### [Required task]
Identify every line in the records below that contains the word "underlying", and copy each of those lines.

### [Records for this exercise]
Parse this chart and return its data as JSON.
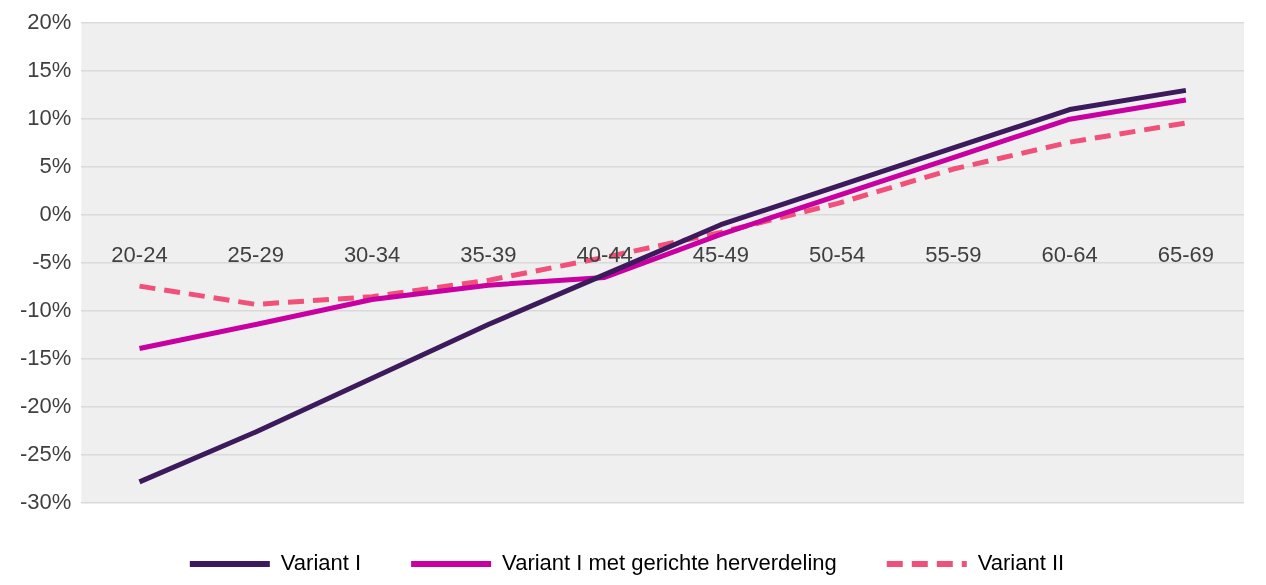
{
  "chart_data": {
    "type": "line",
    "categories": [
      "20-24",
      "25-29",
      "30-34",
      "35-39",
      "40-44",
      "45-49",
      "50-54",
      "55-59",
      "60-64",
      "65-69"
    ],
    "series": [
      {
        "name": "Variant I",
        "color": "#3c1a5b",
        "line_style": "solid",
        "values": [
          -27.8,
          -22.6,
          -17,
          -11.4,
          -6.2,
          -1,
          3,
          7,
          11,
          13
        ]
      },
      {
        "name": "Variant I met gerichte herverdeling",
        "color": "#c800a1",
        "line_style": "solid",
        "values": [
          -13.9,
          -11.4,
          -8.8,
          -7.3,
          -6.5,
          -2,
          2,
          6,
          10,
          12
        ]
      },
      {
        "name": "Variant II",
        "color": "#f0507a",
        "line_style": "dashed",
        "values": [
          -7.4,
          -9.3,
          -8.5,
          -6.8,
          -4.4,
          -1.8,
          1.2,
          4.8,
          7.6,
          9.6
        ]
      }
    ],
    "ylim": [
      -30,
      20
    ],
    "yticks": [
      {
        "value": -30,
        "label": "-30%"
      },
      {
        "value": -25,
        "label": "-25%"
      },
      {
        "value": -20,
        "label": "-20%"
      },
      {
        "value": -15,
        "label": "-15%"
      },
      {
        "value": -10,
        "label": "-10%"
      },
      {
        "value": -5,
        "label": "-5%"
      },
      {
        "value": 0,
        "label": "0%"
      },
      {
        "value": 5,
        "label": "5%"
      },
      {
        "value": 10,
        "label": "10%"
      },
      {
        "value": 15,
        "label": "15%"
      },
      {
        "value": 20,
        "label": "20%"
      }
    ],
    "grid": "y",
    "legend": "bottom",
    "marker": "none"
  }
}
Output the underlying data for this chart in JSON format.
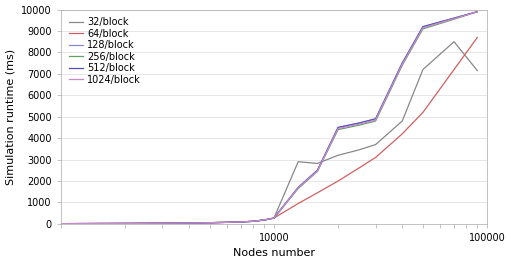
{
  "xlabel": "Nodes number",
  "ylabel": "Simulation runtime (ms)",
  "ylim": [
    0,
    10000
  ],
  "xlim": [
    1000,
    100000
  ],
  "series": [
    {
      "label": "32/block",
      "color": "#888888",
      "x": [
        500,
        1000,
        2000,
        3000,
        4000,
        5000,
        6000,
        7000,
        8000,
        9000,
        10000,
        13000,
        16000,
        20000,
        25000,
        30000,
        40000,
        50000,
        70000,
        90000
      ],
      "y": [
        5,
        10,
        20,
        30,
        40,
        55,
        70,
        90,
        120,
        180,
        270,
        2900,
        2820,
        3200,
        3450,
        3700,
        4800,
        7200,
        8500,
        7150
      ]
    },
    {
      "label": "64/block",
      "color": "#d06060",
      "x": [
        500,
        1000,
        2000,
        3000,
        4000,
        5000,
        6000,
        7000,
        8000,
        9000,
        10000,
        13000,
        16000,
        20000,
        25000,
        30000,
        40000,
        50000,
        70000,
        90000
      ],
      "y": [
        5,
        10,
        20,
        30,
        40,
        55,
        70,
        90,
        120,
        180,
        270,
        950,
        1450,
        2000,
        2600,
        3100,
        4200,
        5200,
        7200,
        8700
      ]
    },
    {
      "label": "128/block",
      "color": "#8888cc",
      "x": [
        500,
        1000,
        2000,
        3000,
        4000,
        5000,
        6000,
        7000,
        8000,
        9000,
        10000,
        13000,
        16000,
        20000,
        25000,
        30000,
        40000,
        50000,
        70000,
        90000
      ],
      "y": [
        5,
        10,
        20,
        30,
        40,
        55,
        70,
        90,
        120,
        180,
        270,
        1700,
        2500,
        4500,
        4700,
        4900,
        7500,
        9200,
        9600,
        9900
      ]
    },
    {
      "label": "256/block",
      "color": "#60a060",
      "x": [
        500,
        1000,
        2000,
        3000,
        4000,
        5000,
        6000,
        7000,
        8000,
        9000,
        10000,
        13000,
        16000,
        20000,
        25000,
        30000,
        40000,
        50000,
        70000,
        90000
      ],
      "y": [
        5,
        10,
        20,
        30,
        40,
        55,
        70,
        90,
        120,
        180,
        270,
        1650,
        2450,
        4400,
        4600,
        4800,
        7400,
        9100,
        9550,
        9900
      ]
    },
    {
      "label": "512/block",
      "color": "#5050bb",
      "x": [
        500,
        1000,
        2000,
        3000,
        4000,
        5000,
        6000,
        7000,
        8000,
        9000,
        10000,
        13000,
        16000,
        20000,
        25000,
        30000,
        40000,
        50000,
        70000,
        90000
      ],
      "y": [
        5,
        10,
        20,
        30,
        40,
        55,
        70,
        90,
        120,
        180,
        270,
        1700,
        2500,
        4500,
        4700,
        4900,
        7500,
        9200,
        9600,
        9900
      ]
    },
    {
      "label": "1024/block",
      "color": "#cc88cc",
      "x": [
        500,
        1000,
        2000,
        3000,
        4000,
        5000,
        6000,
        7000,
        8000,
        9000,
        10000,
        13000,
        16000,
        20000,
        25000,
        30000,
        40000,
        50000,
        70000,
        90000
      ],
      "y": [
        5,
        10,
        20,
        30,
        40,
        55,
        70,
        90,
        120,
        180,
        270,
        1680,
        2470,
        4450,
        4650,
        4850,
        7450,
        9150,
        9575,
        9900
      ]
    }
  ],
  "legend_fontsize": 7,
  "tick_fontsize": 7,
  "label_fontsize": 8,
  "axis_color": "#aaaaaa",
  "bg_color": "#ffffff",
  "grid_color": "#dddddd",
  "linewidth": 0.9
}
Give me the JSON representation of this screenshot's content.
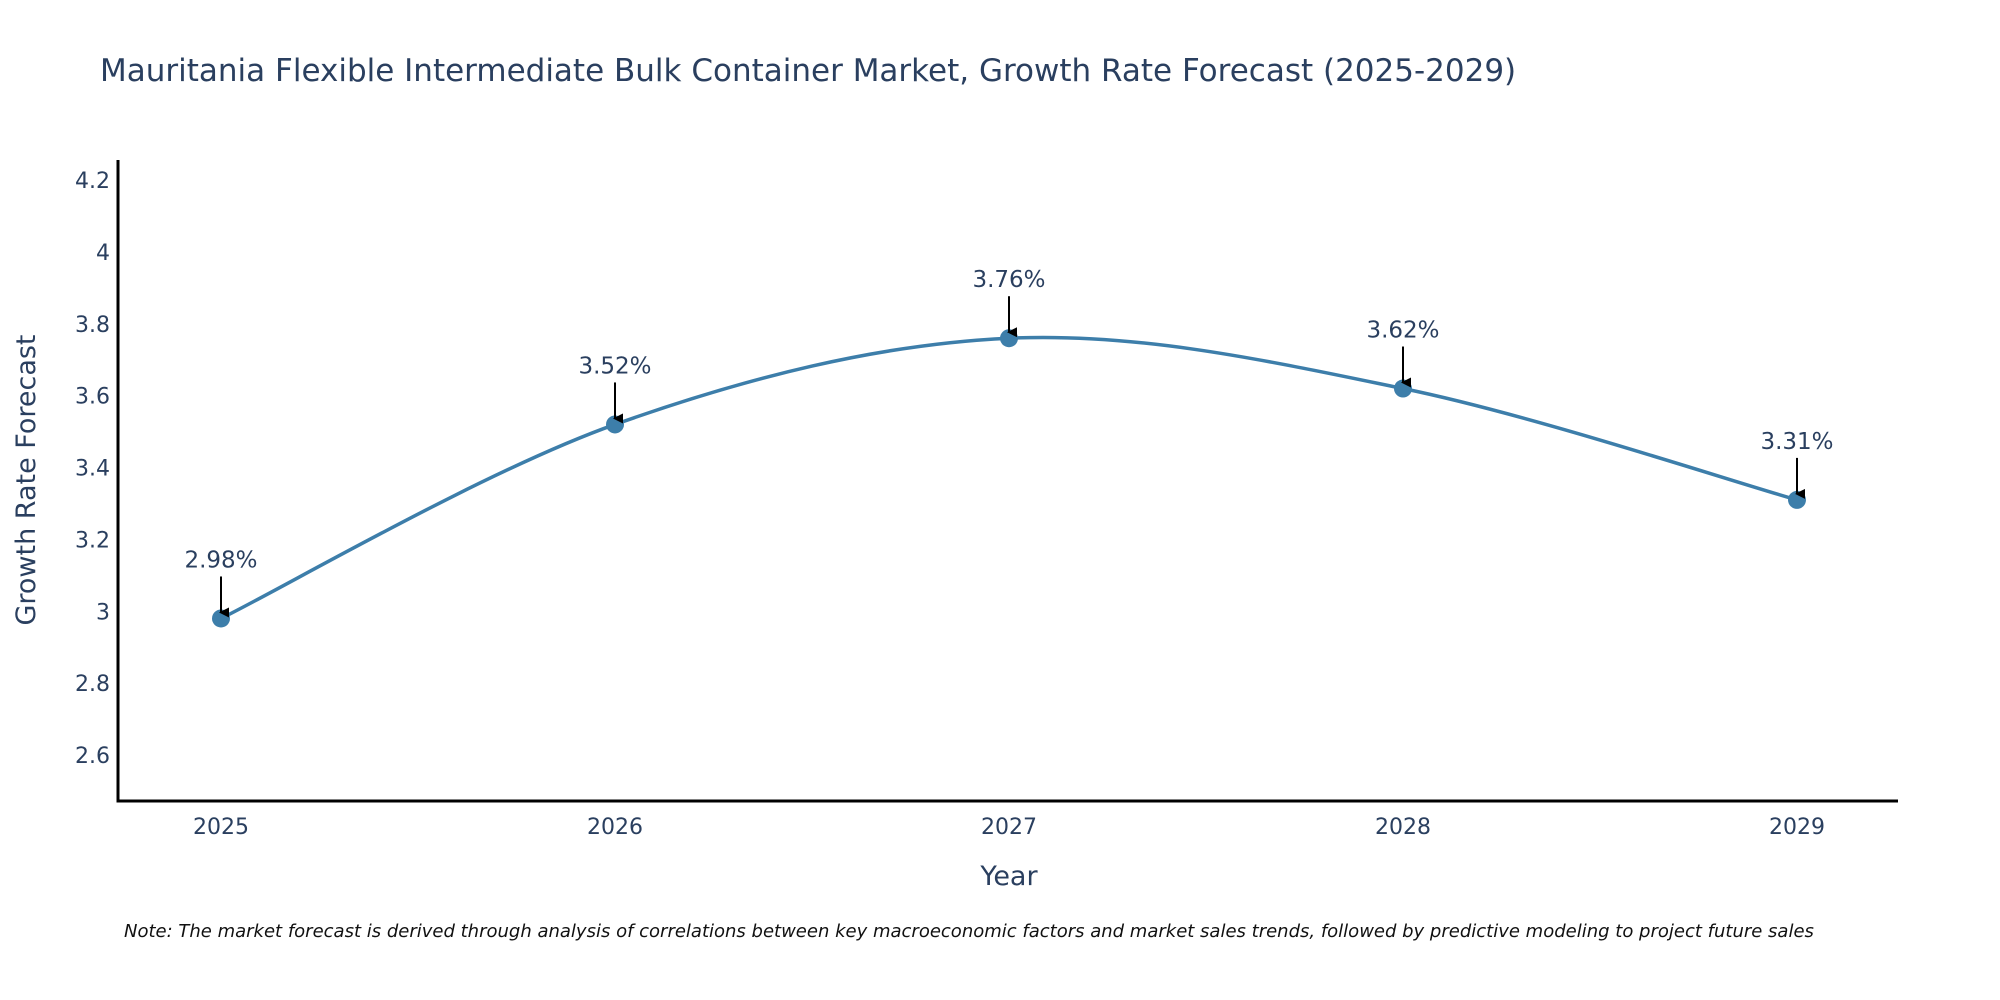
{
  "chart_data": {
    "type": "line",
    "title": "Mauritania Flexible Intermediate Bulk Container Market, Growth Rate Forecast (2025-2029)",
    "xlabel": "Year",
    "ylabel": "Growth Rate Forecast",
    "categories": [
      "2025",
      "2026",
      "2027",
      "2028",
      "2029"
    ],
    "series": [
      {
        "name": "Growth Rate Forecast",
        "values": [
          2.98,
          3.52,
          3.76,
          3.62,
          3.31
        ],
        "color": "#3d7eaa"
      }
    ],
    "annotations": [
      "2.98%",
      "3.52%",
      "3.76%",
      "3.62%",
      "3.31%"
    ],
    "yticks": [
      2.6,
      2.8,
      3,
      3.2,
      3.4,
      3.6,
      3.8,
      4,
      4.2
    ],
    "ytick_labels": [
      "2.6",
      "2.8",
      "3",
      "3.2",
      "3.4",
      "3.6",
      "3.8",
      "4",
      "4.2"
    ],
    "ylim": [
      2.472,
      4.256
    ],
    "grid": false,
    "line_shape": "spline",
    "legend": "none"
  },
  "note": "Note: The market forecast is derived through analysis of correlations between key macroeconomic factors and market sales trends, followed by predictive modeling to project future sales"
}
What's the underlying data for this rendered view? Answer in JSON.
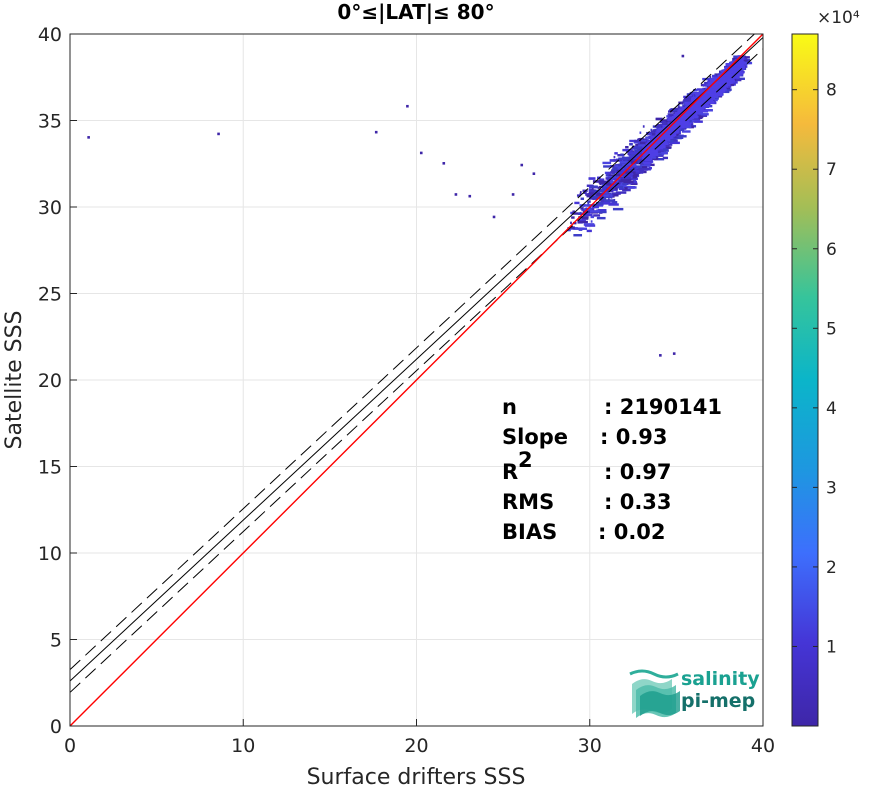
{
  "chart_data": {
    "type": "heatmap",
    "title": "0°≤|LAT|≤ 80°",
    "xlabel": "Surface drifters SSS",
    "ylabel": "Satellite SSS",
    "xlim": [
      0,
      40
    ],
    "ylim": [
      0,
      40
    ],
    "x_ticks": [
      "0",
      "10",
      "20",
      "30",
      "40"
    ],
    "y_ticks": [
      "0",
      "5",
      "10",
      "15",
      "20",
      "25",
      "30",
      "35",
      "40"
    ],
    "grid": true,
    "colorbar": {
      "range": [
        0,
        87000
      ],
      "exponent_label": "×10⁴",
      "ticks": [
        "1",
        "2",
        "3",
        "4",
        "5",
        "6",
        "7",
        "8"
      ],
      "tick_values": [
        1,
        2,
        3,
        4,
        5,
        6,
        7,
        8
      ],
      "colormap": "parula"
    },
    "lines": {
      "identity_color": "#ff0000",
      "fit_slope": 0.93,
      "fit_intercept": 2.6,
      "fit_band_offset": 0.66,
      "fit_color": "#000000"
    },
    "density_core": {
      "x_range": [
        29,
        38.5
      ],
      "y_range": [
        24,
        38.5
      ]
    },
    "stats": [
      {
        "name": "n",
        "value": ": 2190141"
      },
      {
        "name": "Slope",
        "value": ": 0.93"
      },
      {
        "name": "R",
        "sup": "2",
        "value": ": 0.97"
      },
      {
        "name": "RMS",
        "value": ": 0.33"
      },
      {
        "name": "BIAS",
        "value": ": 0.02"
      }
    ]
  },
  "logo": {
    "line1": "salinity",
    "line2": "pi-mep",
    "color_primary": "#1aa191",
    "color_secondary": "#15706a"
  }
}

### [Full response]
Output the underlying data for this chart in JSON format.
What's the underlying data for this rendered view? Answer in JSON.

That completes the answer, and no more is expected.